**DIRECTIONS**:
Show only lines that include "钢筋混凝土用钢".

Data items:
####
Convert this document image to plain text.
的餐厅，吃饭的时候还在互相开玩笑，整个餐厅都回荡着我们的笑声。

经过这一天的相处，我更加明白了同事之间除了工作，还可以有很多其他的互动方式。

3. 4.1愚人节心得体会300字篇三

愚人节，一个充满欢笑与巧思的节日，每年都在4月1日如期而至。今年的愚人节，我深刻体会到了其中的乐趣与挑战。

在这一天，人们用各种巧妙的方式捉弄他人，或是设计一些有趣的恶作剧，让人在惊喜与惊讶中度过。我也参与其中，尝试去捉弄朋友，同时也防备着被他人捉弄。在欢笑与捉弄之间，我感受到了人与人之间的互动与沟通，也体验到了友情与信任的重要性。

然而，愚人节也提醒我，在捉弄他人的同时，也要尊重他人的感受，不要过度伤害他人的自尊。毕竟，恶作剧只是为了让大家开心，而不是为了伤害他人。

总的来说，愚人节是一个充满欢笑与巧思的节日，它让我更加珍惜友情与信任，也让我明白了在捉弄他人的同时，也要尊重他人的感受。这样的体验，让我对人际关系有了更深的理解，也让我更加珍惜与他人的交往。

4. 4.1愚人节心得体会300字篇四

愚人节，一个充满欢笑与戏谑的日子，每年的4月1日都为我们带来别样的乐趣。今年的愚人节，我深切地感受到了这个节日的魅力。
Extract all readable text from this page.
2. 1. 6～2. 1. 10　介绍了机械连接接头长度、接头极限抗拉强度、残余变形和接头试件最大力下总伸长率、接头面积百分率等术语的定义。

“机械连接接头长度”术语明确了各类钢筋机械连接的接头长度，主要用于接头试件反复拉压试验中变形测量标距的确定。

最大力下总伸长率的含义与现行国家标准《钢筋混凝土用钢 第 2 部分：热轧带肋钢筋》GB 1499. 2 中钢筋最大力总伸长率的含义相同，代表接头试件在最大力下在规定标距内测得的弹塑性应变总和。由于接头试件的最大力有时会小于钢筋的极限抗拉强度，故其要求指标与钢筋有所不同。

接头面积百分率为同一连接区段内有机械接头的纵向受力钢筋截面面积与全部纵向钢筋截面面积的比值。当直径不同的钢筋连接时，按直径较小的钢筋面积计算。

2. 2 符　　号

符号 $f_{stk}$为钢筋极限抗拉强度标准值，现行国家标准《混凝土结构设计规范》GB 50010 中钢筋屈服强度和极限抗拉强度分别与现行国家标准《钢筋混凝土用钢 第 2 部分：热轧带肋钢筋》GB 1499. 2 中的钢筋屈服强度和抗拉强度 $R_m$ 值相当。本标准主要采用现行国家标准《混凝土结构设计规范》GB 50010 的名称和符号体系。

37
####
**ANSWER TO THE PROBLEM**:
最大力下总伸长率的含义与现行国家标准《钢筋混凝土用钢 第 2 部分：热轧带肋钢筋》GB 1499. 2 中钢筋最大力总伸长率的含义相同，代表接头试件在最大力下在规定标距内测得的弹塑性应变总和。由于接头试件的最大力有时会小于钢筋的极限抗拉强度，故其要求指标与钢筋有所不同。
符号 $f_{stk}$为钢筋极限抗拉强度标准值，现行国家标准《混凝土结构设计规范》GB 50010 中钢筋屈服强度和极限抗拉强度分别与现行国家标准《钢筋混凝土用钢 第 2 部分：热轧带肋钢筋》GB 1499. 2 中的钢筋屈服强度和抗拉强度 $R_m$ 值相当。本标准主要采用现行国家标准《混凝土结构设计规范》GB 50010 的名称和符号体系。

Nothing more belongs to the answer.